OBJECTIVE:
Would you return all of this data exactly, leaving nothing out?

>> start MATERIAL PROVIDED

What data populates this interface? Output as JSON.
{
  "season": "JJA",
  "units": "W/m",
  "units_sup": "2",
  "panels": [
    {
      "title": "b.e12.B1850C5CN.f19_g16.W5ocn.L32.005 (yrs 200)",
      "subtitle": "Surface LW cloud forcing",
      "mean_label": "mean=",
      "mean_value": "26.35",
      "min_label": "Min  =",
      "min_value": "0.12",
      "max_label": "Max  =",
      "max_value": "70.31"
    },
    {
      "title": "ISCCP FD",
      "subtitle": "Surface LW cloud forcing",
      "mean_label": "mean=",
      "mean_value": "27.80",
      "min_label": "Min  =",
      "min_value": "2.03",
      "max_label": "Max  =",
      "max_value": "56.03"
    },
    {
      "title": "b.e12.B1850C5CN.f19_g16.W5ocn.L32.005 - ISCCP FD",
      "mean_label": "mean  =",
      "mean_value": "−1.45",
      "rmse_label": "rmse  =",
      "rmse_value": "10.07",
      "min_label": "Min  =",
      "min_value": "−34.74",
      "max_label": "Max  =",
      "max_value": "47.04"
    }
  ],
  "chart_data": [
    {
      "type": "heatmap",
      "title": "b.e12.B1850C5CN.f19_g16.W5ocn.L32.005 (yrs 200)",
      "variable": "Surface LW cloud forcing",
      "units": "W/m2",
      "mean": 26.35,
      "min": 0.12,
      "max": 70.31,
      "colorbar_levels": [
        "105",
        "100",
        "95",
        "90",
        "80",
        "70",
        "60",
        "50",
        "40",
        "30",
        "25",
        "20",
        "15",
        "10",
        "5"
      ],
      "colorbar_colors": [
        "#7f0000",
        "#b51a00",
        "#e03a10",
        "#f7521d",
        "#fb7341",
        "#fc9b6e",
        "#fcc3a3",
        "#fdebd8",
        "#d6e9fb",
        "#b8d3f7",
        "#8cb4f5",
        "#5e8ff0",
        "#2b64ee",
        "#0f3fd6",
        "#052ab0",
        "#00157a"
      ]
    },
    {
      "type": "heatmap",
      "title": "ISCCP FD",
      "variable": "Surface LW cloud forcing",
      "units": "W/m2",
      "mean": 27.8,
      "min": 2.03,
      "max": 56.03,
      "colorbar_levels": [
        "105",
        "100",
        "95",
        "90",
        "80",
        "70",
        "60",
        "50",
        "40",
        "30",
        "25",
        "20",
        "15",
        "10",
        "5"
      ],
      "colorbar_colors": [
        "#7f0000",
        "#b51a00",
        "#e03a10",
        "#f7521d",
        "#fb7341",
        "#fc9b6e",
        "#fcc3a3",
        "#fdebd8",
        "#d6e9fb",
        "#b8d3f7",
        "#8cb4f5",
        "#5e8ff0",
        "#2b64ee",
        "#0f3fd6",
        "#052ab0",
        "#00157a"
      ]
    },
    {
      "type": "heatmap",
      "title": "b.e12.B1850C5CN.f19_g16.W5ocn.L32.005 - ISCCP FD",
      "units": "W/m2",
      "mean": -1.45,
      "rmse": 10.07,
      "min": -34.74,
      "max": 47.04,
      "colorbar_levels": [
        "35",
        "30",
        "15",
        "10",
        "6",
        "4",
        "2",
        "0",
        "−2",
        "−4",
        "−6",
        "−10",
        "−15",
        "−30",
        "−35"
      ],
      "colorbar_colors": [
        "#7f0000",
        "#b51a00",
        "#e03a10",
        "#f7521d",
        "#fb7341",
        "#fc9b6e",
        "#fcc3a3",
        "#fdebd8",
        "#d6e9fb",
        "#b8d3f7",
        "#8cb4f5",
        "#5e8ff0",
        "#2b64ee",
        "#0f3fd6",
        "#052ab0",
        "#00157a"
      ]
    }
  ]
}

>> end MATERIAL PROVIDED

EXPECTED ANSWER:
What data populates this interface? Output as JSON.
{
  "season": "JJA",
  "units": "W/m",
  "units_sup": "2",
  "panels": [
    {
      "title": "b.e12.B1850C5CN.f19_g16.W5ocn.L32.005 (yrs 200)",
      "subtitle": "Surface LW cloud forcing",
      "mean_label": "mean=",
      "mean_value": "26.35",
      "min_label": "Min  =",
      "min_value": "0.12",
      "max_label": "Max  =",
      "max_value": "70.31"
    },
    {
      "title": "ISCCP FD",
      "subtitle": "Surface LW cloud forcing",
      "mean_label": "mean=",
      "mean_value": "27.80",
      "min_label": "Min  =",
      "min_value": "2.03",
      "max_label": "Max  =",
      "max_value": "56.03"
    },
    {
      "title": "b.e12.B1850C5CN.f19_g16.W5ocn.L32.005 - ISCCP FD",
      "mean_label": "mean  =",
      "mean_value": "−1.45",
      "rmse_label": "rmse  =",
      "rmse_value": "10.07",
      "min_label": "Min  =",
      "min_value": "−34.74",
      "max_label": "Max  =",
      "max_value": "47.04"
    }
  ],
  "chart_data": [
    {
      "type": "heatmap",
      "title": "b.e12.B1850C5CN.f19_g16.W5ocn.L32.005 (yrs 200)",
      "variable": "Surface LW cloud forcing",
      "units": "W/m2",
      "mean": 26.35,
      "min": 0.12,
      "max": 70.31,
      "colorbar_levels": [
        "105",
        "100",
        "95",
        "90",
        "80",
        "70",
        "60",
        "50",
        "40",
        "30",
        "25",
        "20",
        "15",
        "10",
        "5"
      ],
      "colorbar_colors": [
        "#7f0000",
        "#b51a00",
        "#e03a10",
        "#f7521d",
        "#fb7341",
        "#fc9b6e",
        "#fcc3a3",
        "#fdebd8",
        "#d6e9fb",
        "#b8d3f7",
        "#8cb4f5",
        "#5e8ff0",
        "#2b64ee",
        "#0f3fd6",
        "#052ab0",
        "#00157a"
      ]
    },
    {
      "type": "heatmap",
      "title": "ISCCP FD",
      "variable": "Surface LW cloud forcing",
      "units": "W/m2",
      "mean": 27.8,
      "min": 2.03,
      "max": 56.03,
      "colorbar_levels": [
        "105",
        "100",
        "95",
        "90",
        "80",
        "70",
        "60",
        "50",
        "40",
        "30",
        "25",
        "20",
        "15",
        "10",
        "5"
      ],
      "colorbar_colors": [
        "#7f0000",
        "#b51a00",
        "#e03a10",
        "#f7521d",
        "#fb7341",
        "#fc9b6e",
        "#fcc3a3",
        "#fdebd8",
        "#d6e9fb",
        "#b8d3f7",
        "#8cb4f5",
        "#5e8ff0",
        "#2b64ee",
        "#0f3fd6",
        "#052ab0",
        "#00157a"
      ]
    },
    {
      "type": "heatmap",
      "title": "b.e12.B1850C5CN.f19_g16.W5ocn.L32.005 - ISCCP FD",
      "units": "W/m2",
      "mean": -1.45,
      "rmse": 10.07,
      "min": -34.74,
      "max": 47.04,
      "colorbar_levels": [
        "35",
        "30",
        "15",
        "10",
        "6",
        "4",
        "2",
        "0",
        "−2",
        "−4",
        "−6",
        "−10",
        "−15",
        "−30",
        "−35"
      ],
      "colorbar_colors": [
        "#7f0000",
        "#b51a00",
        "#e03a10",
        "#f7521d",
        "#fb7341",
        "#fc9b6e",
        "#fcc3a3",
        "#fdebd8",
        "#d6e9fb",
        "#b8d3f7",
        "#8cb4f5",
        "#5e8ff0",
        "#2b64ee",
        "#0f3fd6",
        "#052ab0",
        "#00157a"
      ]
    }
  ]
}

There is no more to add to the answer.